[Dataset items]
▼▼▼
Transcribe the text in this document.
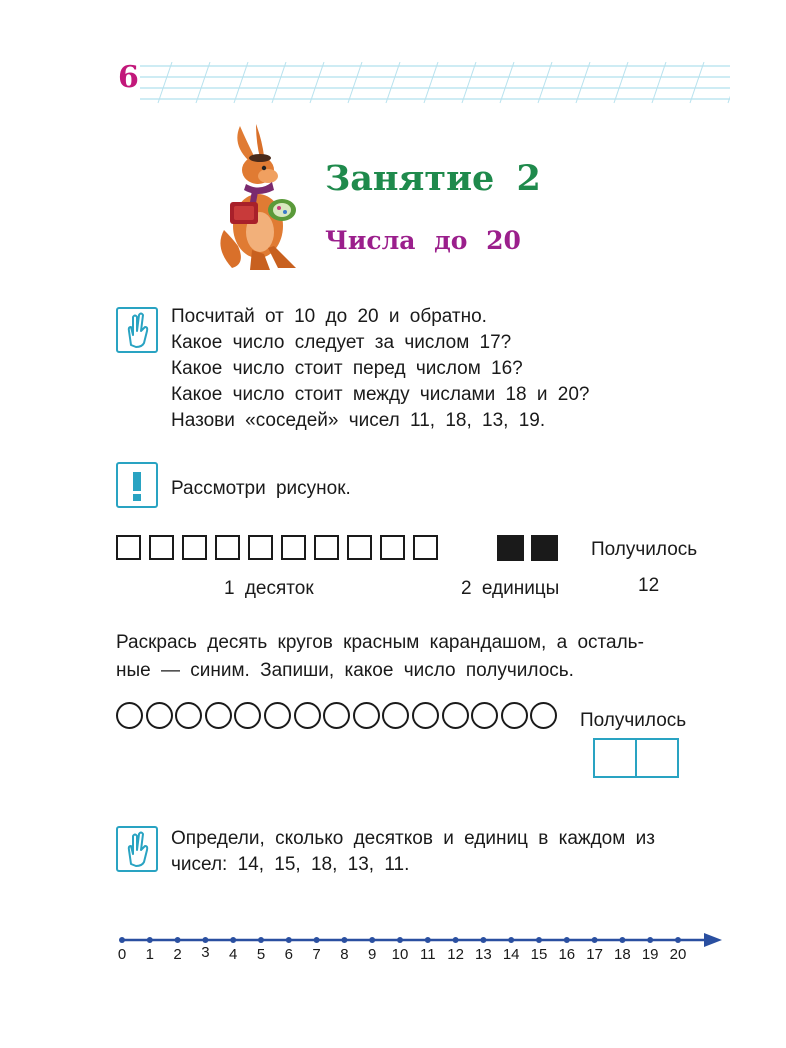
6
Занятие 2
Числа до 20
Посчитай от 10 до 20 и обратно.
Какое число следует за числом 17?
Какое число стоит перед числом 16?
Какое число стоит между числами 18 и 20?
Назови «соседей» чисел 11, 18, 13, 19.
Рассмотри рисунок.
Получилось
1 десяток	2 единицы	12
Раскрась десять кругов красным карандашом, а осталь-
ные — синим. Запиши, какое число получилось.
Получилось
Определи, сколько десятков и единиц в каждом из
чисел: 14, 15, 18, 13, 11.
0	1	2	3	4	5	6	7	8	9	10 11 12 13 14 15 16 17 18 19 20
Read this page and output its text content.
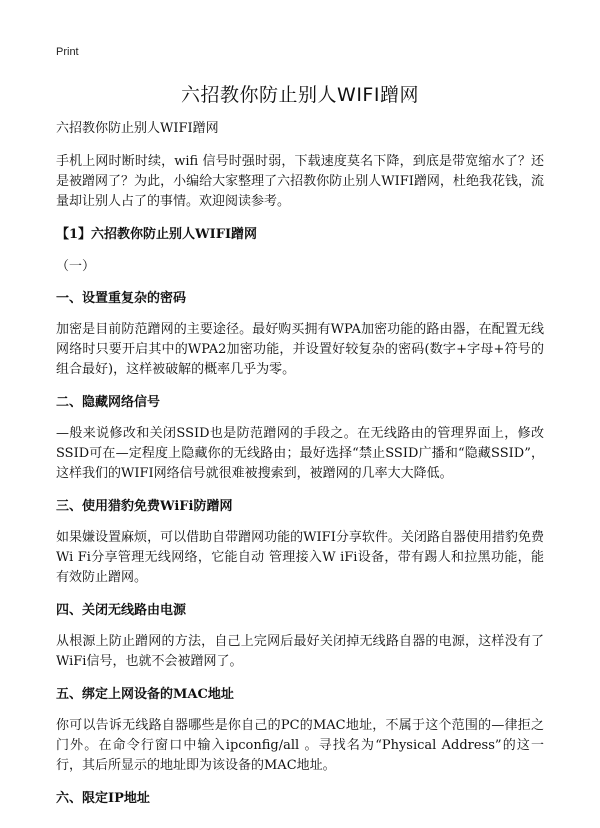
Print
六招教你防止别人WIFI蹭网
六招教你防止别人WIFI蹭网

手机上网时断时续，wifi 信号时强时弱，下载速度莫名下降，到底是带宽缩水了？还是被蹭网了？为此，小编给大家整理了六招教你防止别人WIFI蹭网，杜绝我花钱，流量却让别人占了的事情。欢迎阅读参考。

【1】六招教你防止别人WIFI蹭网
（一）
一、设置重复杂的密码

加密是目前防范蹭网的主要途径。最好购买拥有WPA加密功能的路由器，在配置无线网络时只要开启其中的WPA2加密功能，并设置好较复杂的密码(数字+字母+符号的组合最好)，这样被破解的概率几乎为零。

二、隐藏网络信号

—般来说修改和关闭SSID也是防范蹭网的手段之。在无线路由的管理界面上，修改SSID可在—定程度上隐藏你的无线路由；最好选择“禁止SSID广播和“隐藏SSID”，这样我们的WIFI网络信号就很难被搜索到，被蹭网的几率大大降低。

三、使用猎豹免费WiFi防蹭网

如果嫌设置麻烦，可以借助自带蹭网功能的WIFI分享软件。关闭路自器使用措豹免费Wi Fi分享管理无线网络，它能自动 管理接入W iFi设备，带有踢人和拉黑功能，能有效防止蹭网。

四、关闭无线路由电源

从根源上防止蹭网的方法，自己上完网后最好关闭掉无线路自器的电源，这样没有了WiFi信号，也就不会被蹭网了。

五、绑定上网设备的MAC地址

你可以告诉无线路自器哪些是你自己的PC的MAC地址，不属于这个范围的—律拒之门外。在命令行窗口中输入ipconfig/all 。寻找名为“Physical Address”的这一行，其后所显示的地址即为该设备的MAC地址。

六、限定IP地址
▲▲▲
WHAT THE TASK REQUIRES :: Copy each line that contains the word "число".

WORKED ANSWER ::
Какое число следует за числом 17?
Какое число стоит перед числом 16?
Какое число стоит между числами 18 и 20?
ные — синим. Запиши, какое число получилось.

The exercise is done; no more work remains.